[Data entries]
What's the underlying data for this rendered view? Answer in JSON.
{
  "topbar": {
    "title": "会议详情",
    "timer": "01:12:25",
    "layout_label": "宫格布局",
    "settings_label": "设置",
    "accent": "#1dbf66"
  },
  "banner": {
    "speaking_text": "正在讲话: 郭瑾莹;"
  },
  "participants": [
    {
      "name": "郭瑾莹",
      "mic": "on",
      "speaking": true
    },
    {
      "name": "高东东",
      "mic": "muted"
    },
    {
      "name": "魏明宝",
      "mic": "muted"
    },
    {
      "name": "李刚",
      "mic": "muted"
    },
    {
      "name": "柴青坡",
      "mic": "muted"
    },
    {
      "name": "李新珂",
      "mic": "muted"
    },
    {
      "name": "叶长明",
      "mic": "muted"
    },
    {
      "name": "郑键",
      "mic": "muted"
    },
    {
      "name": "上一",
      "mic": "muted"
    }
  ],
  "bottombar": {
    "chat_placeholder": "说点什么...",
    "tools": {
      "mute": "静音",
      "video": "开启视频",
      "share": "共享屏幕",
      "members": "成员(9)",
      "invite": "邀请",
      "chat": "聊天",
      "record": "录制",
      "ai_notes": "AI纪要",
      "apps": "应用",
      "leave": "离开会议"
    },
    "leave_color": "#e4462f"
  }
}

> **INSTRUCTIONS FOR THE TASK**: Copy each line in the data that holds the word "name".

> **RESPONSE BELOW**:
      "name": "郭瑾莹",
      "name": "高东东",
      "name": "魏明宝",
      "name": "李刚",
      "name": "柴青坡",
      "name": "李新珂",
      "name": "叶长明",
      "name": "郑键",
      "name": "上一",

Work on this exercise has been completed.